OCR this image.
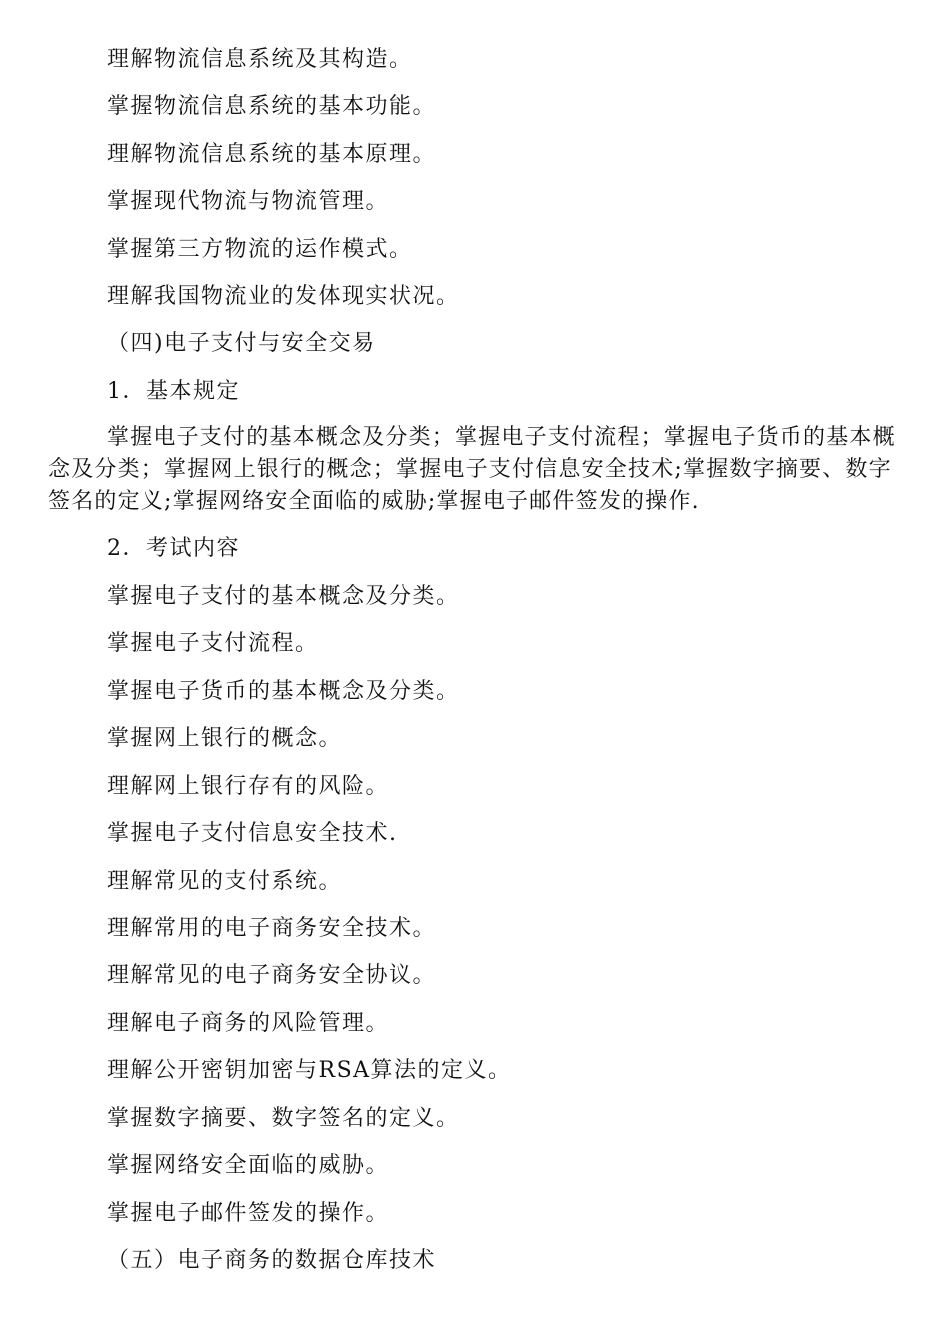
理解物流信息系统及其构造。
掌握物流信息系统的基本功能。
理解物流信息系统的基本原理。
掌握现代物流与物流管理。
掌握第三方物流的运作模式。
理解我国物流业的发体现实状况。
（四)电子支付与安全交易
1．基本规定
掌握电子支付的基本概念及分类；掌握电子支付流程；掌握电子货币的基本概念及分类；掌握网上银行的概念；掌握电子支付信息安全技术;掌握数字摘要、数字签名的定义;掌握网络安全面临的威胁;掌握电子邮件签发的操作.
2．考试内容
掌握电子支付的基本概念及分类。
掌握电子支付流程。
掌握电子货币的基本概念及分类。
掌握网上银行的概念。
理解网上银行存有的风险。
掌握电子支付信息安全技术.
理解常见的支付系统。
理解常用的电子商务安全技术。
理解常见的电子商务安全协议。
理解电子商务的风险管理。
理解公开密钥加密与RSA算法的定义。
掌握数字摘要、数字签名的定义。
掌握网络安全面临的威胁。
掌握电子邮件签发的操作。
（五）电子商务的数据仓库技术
...
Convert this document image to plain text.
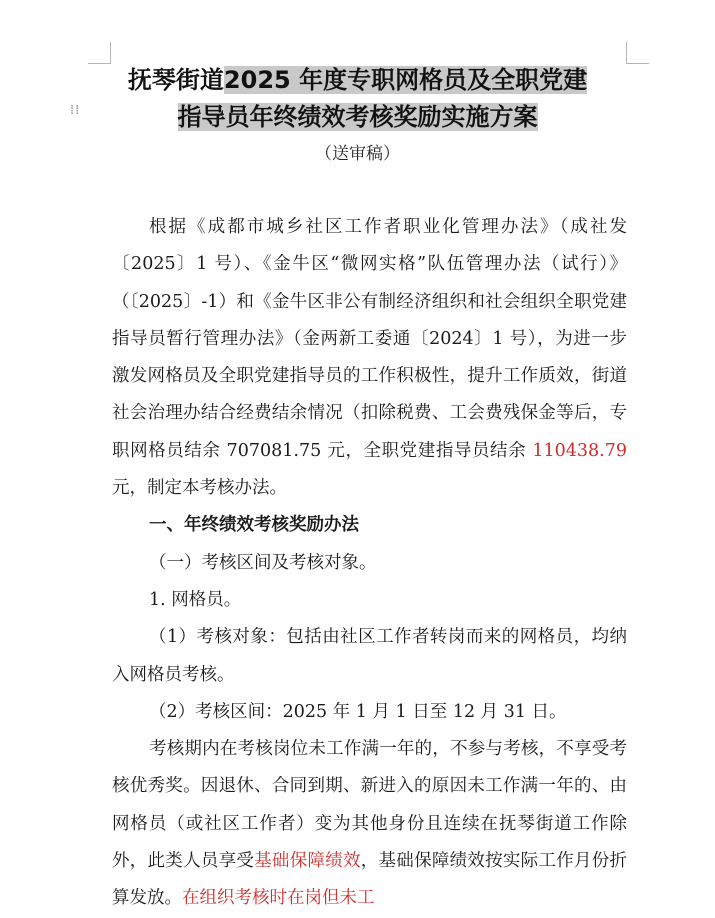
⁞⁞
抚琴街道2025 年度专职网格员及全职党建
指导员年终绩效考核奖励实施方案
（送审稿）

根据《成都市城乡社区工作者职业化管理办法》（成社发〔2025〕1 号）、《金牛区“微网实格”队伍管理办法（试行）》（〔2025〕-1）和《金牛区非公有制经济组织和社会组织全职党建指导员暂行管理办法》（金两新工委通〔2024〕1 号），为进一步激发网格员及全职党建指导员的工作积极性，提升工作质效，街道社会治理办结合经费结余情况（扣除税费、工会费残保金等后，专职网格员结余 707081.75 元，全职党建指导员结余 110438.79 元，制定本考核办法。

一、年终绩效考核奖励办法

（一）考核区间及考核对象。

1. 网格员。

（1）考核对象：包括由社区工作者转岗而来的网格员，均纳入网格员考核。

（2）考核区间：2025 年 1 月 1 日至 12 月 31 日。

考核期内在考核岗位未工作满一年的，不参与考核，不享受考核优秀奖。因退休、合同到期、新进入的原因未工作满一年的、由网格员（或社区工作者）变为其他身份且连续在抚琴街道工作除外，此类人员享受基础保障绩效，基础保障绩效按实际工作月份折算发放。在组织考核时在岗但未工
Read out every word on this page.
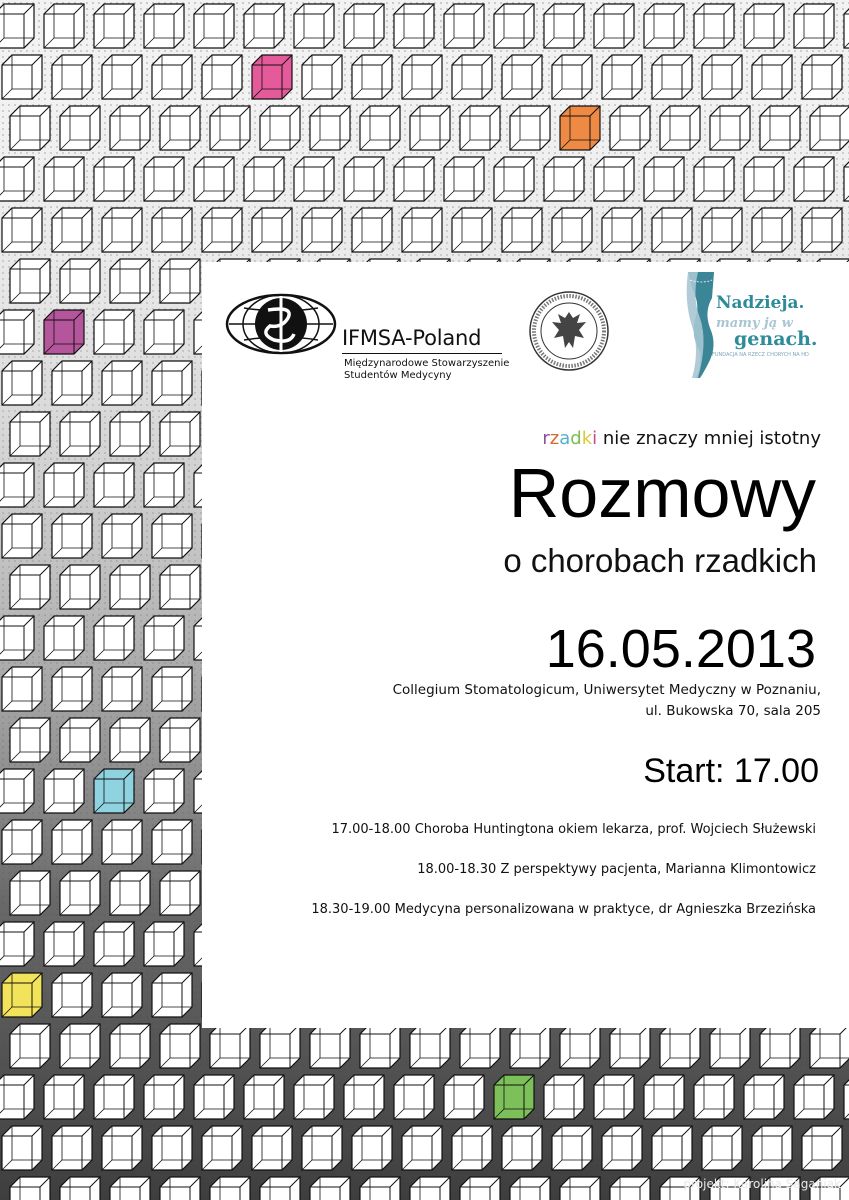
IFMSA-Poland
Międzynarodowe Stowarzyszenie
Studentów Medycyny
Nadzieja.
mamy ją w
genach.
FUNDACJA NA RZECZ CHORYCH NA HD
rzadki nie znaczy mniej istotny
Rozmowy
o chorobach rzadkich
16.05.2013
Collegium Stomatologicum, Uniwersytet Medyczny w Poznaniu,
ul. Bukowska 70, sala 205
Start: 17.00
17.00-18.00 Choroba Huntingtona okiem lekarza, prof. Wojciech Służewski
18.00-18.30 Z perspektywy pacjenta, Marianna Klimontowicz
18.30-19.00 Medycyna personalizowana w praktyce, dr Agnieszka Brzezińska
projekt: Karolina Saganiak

▸ **Your task**
Copy out each line of the entries that holds "image".

▸ **Exercise output**
OCR this image.
Convert this document image to plain text.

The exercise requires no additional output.